Layout coordinate data:
* start *

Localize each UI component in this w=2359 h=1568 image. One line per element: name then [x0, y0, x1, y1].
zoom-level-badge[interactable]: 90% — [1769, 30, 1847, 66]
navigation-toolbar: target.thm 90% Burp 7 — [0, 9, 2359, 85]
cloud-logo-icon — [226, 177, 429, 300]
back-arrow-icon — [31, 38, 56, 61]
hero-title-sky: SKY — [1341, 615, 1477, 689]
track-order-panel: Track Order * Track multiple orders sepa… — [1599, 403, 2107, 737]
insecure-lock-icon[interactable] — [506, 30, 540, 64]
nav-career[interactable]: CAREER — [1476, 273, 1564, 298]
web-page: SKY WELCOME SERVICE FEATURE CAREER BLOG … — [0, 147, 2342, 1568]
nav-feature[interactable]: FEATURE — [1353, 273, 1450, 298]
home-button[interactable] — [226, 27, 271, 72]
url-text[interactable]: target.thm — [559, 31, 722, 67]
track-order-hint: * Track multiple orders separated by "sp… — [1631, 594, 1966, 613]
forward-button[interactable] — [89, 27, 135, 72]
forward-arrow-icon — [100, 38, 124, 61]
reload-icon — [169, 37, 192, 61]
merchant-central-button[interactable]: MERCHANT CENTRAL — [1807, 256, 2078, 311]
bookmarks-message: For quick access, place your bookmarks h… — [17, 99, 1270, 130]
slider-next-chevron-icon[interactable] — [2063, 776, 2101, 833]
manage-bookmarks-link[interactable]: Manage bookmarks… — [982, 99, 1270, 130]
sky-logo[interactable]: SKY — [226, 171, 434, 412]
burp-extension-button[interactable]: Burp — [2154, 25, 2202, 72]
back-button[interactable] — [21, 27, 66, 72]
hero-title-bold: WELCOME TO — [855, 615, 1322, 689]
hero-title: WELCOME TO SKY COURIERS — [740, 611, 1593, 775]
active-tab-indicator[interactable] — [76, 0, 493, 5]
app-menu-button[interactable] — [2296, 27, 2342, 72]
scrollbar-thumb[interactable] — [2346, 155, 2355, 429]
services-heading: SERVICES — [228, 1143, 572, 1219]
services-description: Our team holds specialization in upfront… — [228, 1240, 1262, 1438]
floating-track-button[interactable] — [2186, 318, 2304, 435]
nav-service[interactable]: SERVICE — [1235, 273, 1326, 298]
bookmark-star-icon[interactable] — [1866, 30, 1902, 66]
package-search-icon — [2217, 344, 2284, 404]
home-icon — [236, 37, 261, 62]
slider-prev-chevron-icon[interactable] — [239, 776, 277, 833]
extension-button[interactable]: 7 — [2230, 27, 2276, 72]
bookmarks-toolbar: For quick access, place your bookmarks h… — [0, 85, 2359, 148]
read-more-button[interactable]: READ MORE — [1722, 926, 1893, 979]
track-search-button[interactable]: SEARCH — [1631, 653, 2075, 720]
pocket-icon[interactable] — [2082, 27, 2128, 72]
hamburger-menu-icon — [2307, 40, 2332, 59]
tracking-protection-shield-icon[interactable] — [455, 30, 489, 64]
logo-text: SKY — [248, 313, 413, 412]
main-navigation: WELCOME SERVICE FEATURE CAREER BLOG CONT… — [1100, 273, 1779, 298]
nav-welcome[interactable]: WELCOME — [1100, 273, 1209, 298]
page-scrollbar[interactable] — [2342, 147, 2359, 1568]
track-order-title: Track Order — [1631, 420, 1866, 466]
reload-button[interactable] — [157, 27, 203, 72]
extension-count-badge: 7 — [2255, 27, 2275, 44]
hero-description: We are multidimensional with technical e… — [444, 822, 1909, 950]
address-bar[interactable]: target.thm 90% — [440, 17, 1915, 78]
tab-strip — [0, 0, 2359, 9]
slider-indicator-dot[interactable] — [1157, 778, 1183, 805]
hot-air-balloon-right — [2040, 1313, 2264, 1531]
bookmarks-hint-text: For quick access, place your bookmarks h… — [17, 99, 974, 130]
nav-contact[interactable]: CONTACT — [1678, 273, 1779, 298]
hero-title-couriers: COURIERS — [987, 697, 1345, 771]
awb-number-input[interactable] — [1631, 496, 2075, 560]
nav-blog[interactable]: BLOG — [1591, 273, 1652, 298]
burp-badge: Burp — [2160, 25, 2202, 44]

* end *

Exercise objective: Extract every line of the layout coordinate data above and reproduce each one verbatim, with nothing changed.

Answer to this task:
Localize each UI component in this w=2359 h=1568 image. One line per element: name then [x0, y0, x1, y1].
zoom-level-badge[interactable]: 90% — [1769, 30, 1847, 66]
navigation-toolbar: target.thm 90% Burp 7 — [0, 9, 2359, 85]
cloud-logo-icon — [226, 177, 429, 300]
back-arrow-icon — [31, 38, 56, 61]
hero-title-sky: SKY — [1341, 615, 1477, 689]
track-order-panel: Track Order * Track multiple orders sepa… — [1599, 403, 2107, 737]
insecure-lock-icon[interactable] — [506, 30, 540, 64]
nav-career[interactable]: CAREER — [1476, 273, 1564, 298]
web-page: SKY WELCOME SERVICE FEATURE CAREER BLOG … — [0, 147, 2342, 1568]
nav-feature[interactable]: FEATURE — [1353, 273, 1450, 298]
home-button[interactable] — [226, 27, 271, 72]
url-text[interactable]: target.thm — [559, 31, 722, 67]
track-order-hint: * Track multiple orders separated by "sp… — [1631, 594, 1966, 613]
forward-button[interactable] — [89, 27, 135, 72]
forward-arrow-icon — [100, 38, 124, 61]
reload-icon — [169, 37, 192, 61]
merchant-central-button[interactable]: MERCHANT CENTRAL — [1807, 256, 2078, 311]
bookmarks-message: For quick access, place your bookmarks h… — [17, 99, 1270, 130]
slider-next-chevron-icon[interactable] — [2063, 776, 2101, 833]
manage-bookmarks-link[interactable]: Manage bookmarks… — [982, 99, 1270, 130]
sky-logo[interactable]: SKY — [226, 171, 434, 412]
burp-extension-button[interactable]: Burp — [2154, 25, 2202, 72]
back-button[interactable] — [21, 27, 66, 72]
hero-title-bold: WELCOME TO — [855, 615, 1322, 689]
hero-title: WELCOME TO SKY COURIERS — [740, 611, 1593, 775]
active-tab-indicator[interactable] — [76, 0, 493, 5]
app-menu-button[interactable] — [2296, 27, 2342, 72]
scrollbar-thumb[interactable] — [2346, 155, 2355, 429]
services-heading: SERVICES — [228, 1143, 572, 1219]
services-description: Our team holds specialization in upfront… — [228, 1240, 1262, 1438]
floating-track-button[interactable] — [2186, 318, 2304, 435]
nav-service[interactable]: SERVICE — [1235, 273, 1326, 298]
bookmark-star-icon[interactable] — [1866, 30, 1902, 66]
package-search-icon — [2217, 344, 2284, 404]
home-icon — [236, 37, 261, 62]
slider-prev-chevron-icon[interactable] — [239, 776, 277, 833]
extension-button[interactable]: 7 — [2230, 27, 2276, 72]
bookmarks-toolbar: For quick access, place your bookmarks h… — [0, 85, 2359, 148]
read-more-button[interactable]: READ MORE — [1722, 926, 1893, 979]
track-search-button[interactable]: SEARCH — [1631, 653, 2075, 720]
pocket-icon[interactable] — [2082, 27, 2128, 72]
hamburger-menu-icon — [2307, 40, 2332, 59]
tracking-protection-shield-icon[interactable] — [455, 30, 489, 64]
logo-text: SKY — [248, 313, 413, 412]
main-navigation: WELCOME SERVICE FEATURE CAREER BLOG CONT… — [1100, 273, 1779, 298]
nav-welcome[interactable]: WELCOME — [1100, 273, 1209, 298]
page-scrollbar[interactable] — [2342, 147, 2359, 1568]
track-order-title: Track Order — [1631, 420, 1866, 466]
reload-button[interactable] — [157, 27, 203, 72]
extension-count-badge: 7 — [2255, 27, 2275, 44]
hero-description: We are multidimensional with technical e… — [444, 822, 1909, 950]
address-bar[interactable]: target.thm 90% — [440, 17, 1915, 78]
tab-strip — [0, 0, 2359, 9]
slider-indicator-dot[interactable] — [1157, 778, 1183, 805]
hot-air-balloon-right — [2040, 1313, 2264, 1531]
bookmarks-hint-text: For quick access, place your bookmarks h… — [17, 99, 974, 130]
nav-contact[interactable]: CONTACT — [1678, 273, 1779, 298]
hero-title-couriers: COURIERS — [987, 697, 1345, 771]
awb-number-input[interactable] — [1631, 496, 2075, 560]
nav-blog[interactable]: BLOG — [1591, 273, 1652, 298]
burp-badge: Burp — [2160, 25, 2202, 44]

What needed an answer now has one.